(Your goal): Look for "Octave" in the listing below. Gather each line that contains it.

----------

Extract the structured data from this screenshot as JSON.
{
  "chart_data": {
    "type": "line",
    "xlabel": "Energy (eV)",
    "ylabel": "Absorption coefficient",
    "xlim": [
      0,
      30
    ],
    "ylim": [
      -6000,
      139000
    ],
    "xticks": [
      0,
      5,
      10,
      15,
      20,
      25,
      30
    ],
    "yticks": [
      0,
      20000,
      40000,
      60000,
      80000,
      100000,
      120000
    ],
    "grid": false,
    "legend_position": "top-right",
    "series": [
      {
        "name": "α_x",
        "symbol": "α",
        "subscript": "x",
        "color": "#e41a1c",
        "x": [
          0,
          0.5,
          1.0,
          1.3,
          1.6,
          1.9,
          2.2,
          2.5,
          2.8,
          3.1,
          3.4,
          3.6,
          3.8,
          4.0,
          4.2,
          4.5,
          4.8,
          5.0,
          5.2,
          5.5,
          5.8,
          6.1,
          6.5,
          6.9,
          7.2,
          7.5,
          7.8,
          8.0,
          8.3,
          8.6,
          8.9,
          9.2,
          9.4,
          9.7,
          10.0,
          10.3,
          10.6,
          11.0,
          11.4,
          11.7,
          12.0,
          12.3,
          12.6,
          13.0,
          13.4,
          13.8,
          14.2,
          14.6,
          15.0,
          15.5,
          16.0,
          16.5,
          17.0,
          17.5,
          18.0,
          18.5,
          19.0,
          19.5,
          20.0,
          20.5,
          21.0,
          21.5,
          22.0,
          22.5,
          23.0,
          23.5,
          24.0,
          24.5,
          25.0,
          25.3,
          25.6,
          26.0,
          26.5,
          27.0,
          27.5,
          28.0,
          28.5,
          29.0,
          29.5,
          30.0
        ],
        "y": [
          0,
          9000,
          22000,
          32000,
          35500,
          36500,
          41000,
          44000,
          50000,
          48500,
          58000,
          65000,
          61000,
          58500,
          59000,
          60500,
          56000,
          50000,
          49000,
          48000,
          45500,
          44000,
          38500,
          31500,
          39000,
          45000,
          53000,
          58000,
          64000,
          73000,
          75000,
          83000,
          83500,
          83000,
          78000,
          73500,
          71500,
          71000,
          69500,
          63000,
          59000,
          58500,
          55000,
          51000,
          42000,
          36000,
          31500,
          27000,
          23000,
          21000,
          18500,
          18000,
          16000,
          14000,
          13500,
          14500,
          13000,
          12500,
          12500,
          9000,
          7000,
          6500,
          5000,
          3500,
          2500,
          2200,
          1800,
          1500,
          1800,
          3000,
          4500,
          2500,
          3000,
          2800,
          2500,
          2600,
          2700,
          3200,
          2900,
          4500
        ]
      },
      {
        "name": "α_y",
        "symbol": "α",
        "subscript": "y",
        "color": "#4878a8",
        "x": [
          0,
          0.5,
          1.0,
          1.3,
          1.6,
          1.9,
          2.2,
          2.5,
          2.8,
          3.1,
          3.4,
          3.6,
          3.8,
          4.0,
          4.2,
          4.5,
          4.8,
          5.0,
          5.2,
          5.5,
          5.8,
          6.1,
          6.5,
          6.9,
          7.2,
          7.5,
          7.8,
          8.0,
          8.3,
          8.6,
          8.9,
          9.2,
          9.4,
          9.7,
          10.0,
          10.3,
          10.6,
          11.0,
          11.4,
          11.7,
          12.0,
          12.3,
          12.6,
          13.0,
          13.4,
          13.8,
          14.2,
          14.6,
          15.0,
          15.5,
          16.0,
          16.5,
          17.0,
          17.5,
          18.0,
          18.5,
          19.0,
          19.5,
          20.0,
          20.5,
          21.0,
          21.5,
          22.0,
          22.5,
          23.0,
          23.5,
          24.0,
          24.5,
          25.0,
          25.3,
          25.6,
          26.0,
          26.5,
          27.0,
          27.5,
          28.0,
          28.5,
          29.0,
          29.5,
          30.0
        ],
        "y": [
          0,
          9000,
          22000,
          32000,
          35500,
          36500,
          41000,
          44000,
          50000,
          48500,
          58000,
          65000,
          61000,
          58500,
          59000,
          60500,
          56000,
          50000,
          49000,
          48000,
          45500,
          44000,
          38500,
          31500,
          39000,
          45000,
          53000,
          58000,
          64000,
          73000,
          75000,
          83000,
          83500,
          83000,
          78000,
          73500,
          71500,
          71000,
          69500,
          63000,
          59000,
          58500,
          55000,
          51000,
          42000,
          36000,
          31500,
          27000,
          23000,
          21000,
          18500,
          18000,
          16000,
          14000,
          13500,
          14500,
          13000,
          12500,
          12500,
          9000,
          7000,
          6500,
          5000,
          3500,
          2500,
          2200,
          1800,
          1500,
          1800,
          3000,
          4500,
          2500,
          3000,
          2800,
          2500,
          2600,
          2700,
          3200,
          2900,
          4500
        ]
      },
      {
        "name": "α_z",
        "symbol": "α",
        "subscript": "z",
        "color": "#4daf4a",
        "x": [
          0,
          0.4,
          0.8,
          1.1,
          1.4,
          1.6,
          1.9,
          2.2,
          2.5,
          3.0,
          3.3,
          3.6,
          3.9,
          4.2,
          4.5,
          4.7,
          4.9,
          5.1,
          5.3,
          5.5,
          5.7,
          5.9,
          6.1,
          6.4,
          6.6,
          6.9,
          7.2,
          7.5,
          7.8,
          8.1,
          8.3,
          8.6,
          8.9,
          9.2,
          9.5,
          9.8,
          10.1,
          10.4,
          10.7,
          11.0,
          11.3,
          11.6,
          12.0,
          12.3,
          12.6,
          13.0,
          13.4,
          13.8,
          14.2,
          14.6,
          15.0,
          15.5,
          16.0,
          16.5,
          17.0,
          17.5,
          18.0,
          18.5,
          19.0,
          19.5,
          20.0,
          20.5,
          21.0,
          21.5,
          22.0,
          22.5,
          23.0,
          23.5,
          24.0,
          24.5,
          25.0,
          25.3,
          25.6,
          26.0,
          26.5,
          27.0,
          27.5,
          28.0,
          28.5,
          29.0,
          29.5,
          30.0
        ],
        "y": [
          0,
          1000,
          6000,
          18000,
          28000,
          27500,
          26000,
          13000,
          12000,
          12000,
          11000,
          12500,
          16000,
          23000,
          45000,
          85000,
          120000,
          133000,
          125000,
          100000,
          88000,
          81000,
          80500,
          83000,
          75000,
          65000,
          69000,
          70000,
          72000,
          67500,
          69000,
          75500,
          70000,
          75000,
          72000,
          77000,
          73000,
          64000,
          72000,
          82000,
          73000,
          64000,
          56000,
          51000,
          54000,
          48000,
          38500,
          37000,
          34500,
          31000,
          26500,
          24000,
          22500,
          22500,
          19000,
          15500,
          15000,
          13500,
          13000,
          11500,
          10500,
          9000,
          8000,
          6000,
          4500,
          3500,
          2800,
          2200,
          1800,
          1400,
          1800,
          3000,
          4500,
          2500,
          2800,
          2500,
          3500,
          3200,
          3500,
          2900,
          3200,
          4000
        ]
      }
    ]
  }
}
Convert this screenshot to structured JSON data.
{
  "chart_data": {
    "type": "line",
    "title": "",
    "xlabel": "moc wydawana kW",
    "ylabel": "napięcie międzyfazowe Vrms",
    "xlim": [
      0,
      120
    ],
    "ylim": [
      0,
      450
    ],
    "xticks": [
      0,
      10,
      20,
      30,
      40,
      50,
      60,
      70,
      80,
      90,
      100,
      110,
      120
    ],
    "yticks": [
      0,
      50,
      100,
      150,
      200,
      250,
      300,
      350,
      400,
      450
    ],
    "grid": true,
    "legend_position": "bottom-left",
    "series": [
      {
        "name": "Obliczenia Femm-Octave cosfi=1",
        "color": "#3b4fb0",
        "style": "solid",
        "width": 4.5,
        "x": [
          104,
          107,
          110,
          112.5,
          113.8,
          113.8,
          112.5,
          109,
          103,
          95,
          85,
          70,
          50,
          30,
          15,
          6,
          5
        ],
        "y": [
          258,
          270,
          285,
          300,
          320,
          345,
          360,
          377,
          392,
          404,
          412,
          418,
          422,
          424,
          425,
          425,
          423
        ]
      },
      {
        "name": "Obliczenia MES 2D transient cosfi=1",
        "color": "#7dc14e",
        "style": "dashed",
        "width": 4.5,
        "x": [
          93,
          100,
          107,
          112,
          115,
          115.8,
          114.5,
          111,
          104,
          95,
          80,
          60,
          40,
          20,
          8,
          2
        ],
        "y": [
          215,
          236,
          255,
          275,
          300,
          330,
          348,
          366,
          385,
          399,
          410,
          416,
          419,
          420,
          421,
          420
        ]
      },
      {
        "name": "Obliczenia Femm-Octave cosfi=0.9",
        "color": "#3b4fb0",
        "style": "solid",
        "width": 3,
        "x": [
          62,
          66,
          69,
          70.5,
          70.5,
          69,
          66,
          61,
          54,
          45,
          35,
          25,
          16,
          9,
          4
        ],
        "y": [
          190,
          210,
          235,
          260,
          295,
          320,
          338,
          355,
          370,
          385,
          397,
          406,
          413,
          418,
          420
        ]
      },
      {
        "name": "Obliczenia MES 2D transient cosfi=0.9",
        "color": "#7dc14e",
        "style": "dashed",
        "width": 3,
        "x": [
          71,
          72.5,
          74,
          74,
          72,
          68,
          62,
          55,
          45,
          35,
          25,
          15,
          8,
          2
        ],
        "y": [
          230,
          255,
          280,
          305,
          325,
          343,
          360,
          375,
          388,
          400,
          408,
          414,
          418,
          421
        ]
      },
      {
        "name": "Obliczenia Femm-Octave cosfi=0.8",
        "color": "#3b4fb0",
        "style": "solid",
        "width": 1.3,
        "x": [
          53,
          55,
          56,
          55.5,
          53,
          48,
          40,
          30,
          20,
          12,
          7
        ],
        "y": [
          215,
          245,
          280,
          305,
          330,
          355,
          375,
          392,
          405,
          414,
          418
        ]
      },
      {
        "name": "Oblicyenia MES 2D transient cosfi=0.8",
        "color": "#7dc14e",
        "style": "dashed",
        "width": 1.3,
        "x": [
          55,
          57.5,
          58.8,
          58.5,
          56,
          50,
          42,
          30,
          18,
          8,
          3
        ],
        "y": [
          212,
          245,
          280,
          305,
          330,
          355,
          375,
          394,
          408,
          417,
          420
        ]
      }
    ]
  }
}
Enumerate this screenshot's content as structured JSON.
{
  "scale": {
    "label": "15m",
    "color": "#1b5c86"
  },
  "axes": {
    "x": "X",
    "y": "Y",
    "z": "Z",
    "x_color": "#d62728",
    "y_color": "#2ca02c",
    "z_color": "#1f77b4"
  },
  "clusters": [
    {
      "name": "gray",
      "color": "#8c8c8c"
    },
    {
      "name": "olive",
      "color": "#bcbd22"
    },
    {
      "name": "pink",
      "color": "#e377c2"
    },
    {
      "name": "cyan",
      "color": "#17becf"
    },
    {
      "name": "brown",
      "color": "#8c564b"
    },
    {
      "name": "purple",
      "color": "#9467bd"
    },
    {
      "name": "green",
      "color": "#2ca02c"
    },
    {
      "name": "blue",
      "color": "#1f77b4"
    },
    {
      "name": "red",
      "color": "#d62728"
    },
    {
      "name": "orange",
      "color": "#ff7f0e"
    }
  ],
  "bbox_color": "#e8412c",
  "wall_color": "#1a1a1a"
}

----------

(Correct response):
        "name": "Obliczenia Femm-Octave cosfi=1",
        "name": "Obliczenia Femm-Octave cosfi=0.9",
        "name": "Obliczenia Femm-Octave cosfi=0.8",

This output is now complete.